**Given entries:**
※
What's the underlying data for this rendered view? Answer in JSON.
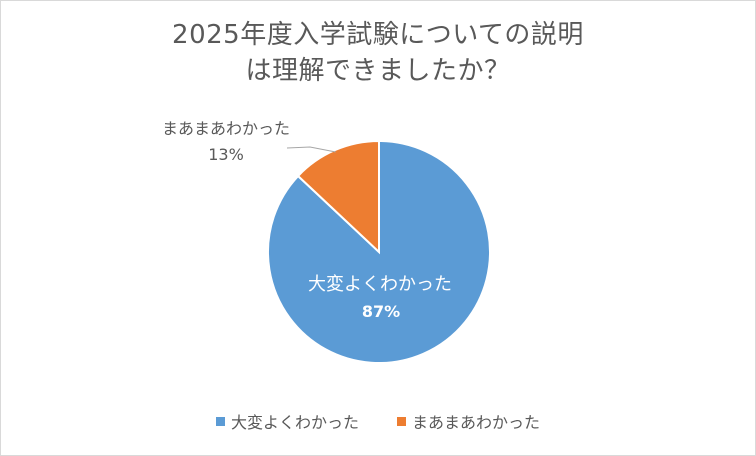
{
  "chart_data": {
    "type": "pie",
    "title_lines": [
      "2025年度入学試験についての説明",
      "は理解できましたか？"
    ],
    "slices": [
      {
        "name": "大変よくわかった",
        "value": 87,
        "label": "87%",
        "color": "#5b9bd5"
      },
      {
        "name": "まあまあわかった",
        "value": 13,
        "label": "13%",
        "color": "#ed7d31"
      }
    ],
    "legend_position": "bottom"
  }
}
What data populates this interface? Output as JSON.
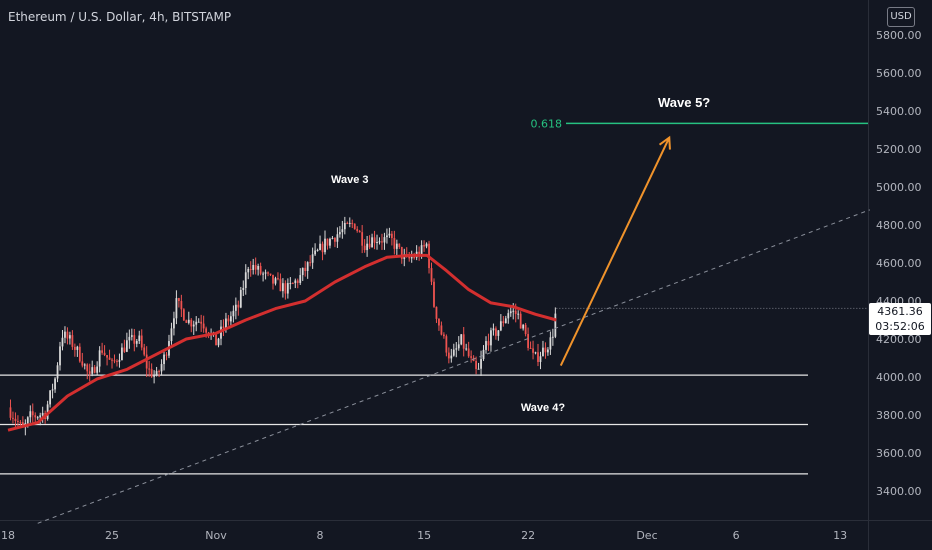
※
**Exercise prompt:** Extract all the data above exactly, excluding every picture.

**Reply to the task:**
What's the underlying data for this rendered view? Answer in JSON.
{
  "chart_data": {
    "type": "pie",
    "title_lines": [
      "2025年度入学試験についての説明",
      "は理解できましたか？"
    ],
    "slices": [
      {
        "name": "大変よくわかった",
        "value": 87,
        "label": "87%",
        "color": "#5b9bd5"
      },
      {
        "name": "まあまあわかった",
        "value": 13,
        "label": "13%",
        "color": "#ed7d31"
      }
    ],
    "legend_position": "bottom"
  }
}
What data populates this interface? Output as JSON.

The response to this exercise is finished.